[Task instructions]
In the listing below, identify each line with the word "можно" and return those lines.

[Records supplied]
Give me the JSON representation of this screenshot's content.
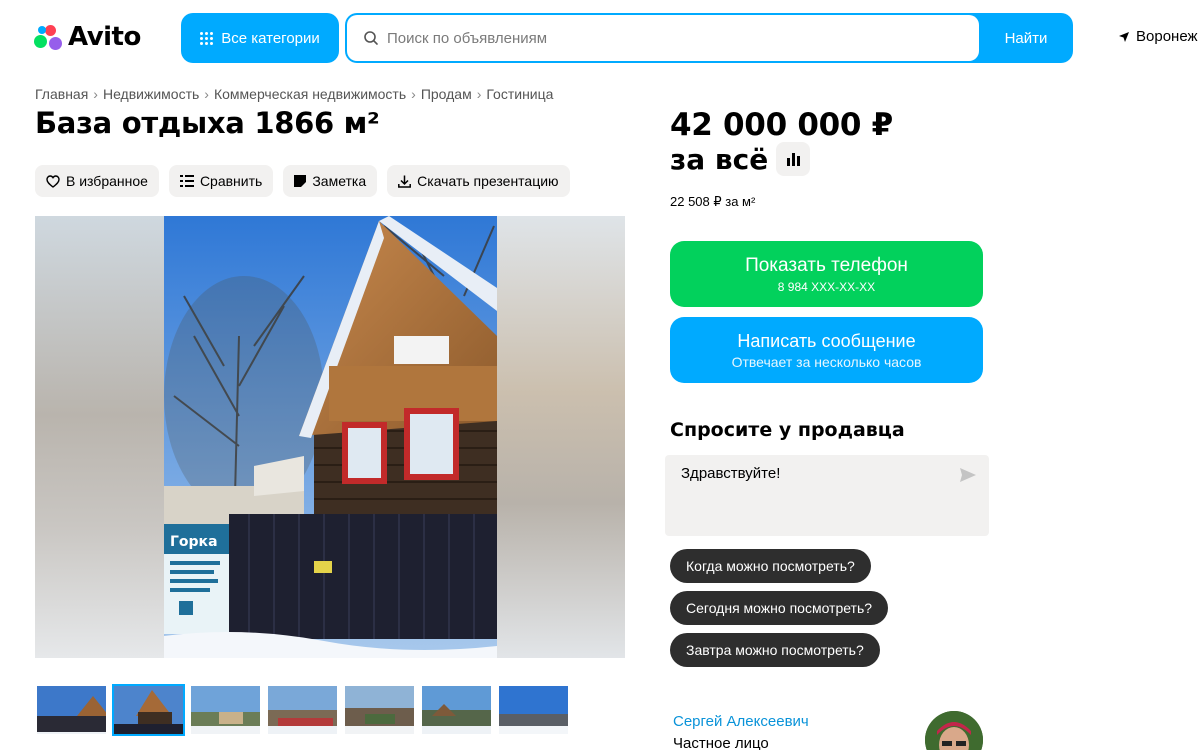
{
  "header": {
    "logo_text": "Avito",
    "categories_label": "Все категории",
    "search_placeholder": "Поиск по объявлениям",
    "search_button": "Найти",
    "location": "Воронеж"
  },
  "breadcrumb": [
    "Главная",
    "Недвижимость",
    "Коммерческая недвижимость",
    "Продам",
    "Гостиница"
  ],
  "title": "База отдыха 1866 м²",
  "actions": {
    "favorite": "В избранное",
    "compare": "Сравнить",
    "note": "Заметка",
    "download": "Скачать презентацию"
  },
  "gallery": {
    "sign_text": "Горка",
    "thumb_count": 7,
    "active_thumb": 1
  },
  "price": {
    "amount": "42 000 000 ₽",
    "label": "за всё",
    "per_m2": "22 508 ₽ за м²"
  },
  "contact": {
    "phone_label": "Показать телефон",
    "phone_masked": "8 984 XXX-XX-XX",
    "message_label": "Написать сообщение",
    "message_sub": "Отвечает за несколько часов"
  },
  "ask": {
    "title": "Спросите у продавца",
    "input_value": "Здравствуйте!",
    "chips": [
      "Когда можно посмотреть?",
      "Сегодня можно посмотреть?",
      "Завтра можно посмотреть?"
    ]
  },
  "seller": {
    "name": "Сергей Алексеевич",
    "type": "Частное лицо"
  },
  "colors": {
    "accent_blue": "#00aaff",
    "green": "#02d15c",
    "chip_dark": "#2e2e2e",
    "seller_link": "#0a93d9"
  }
}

[Problem solution]
      "Когда можно посмотреть?",
      "Сегодня можно посмотреть?",
      "Завтра можно посмотреть?"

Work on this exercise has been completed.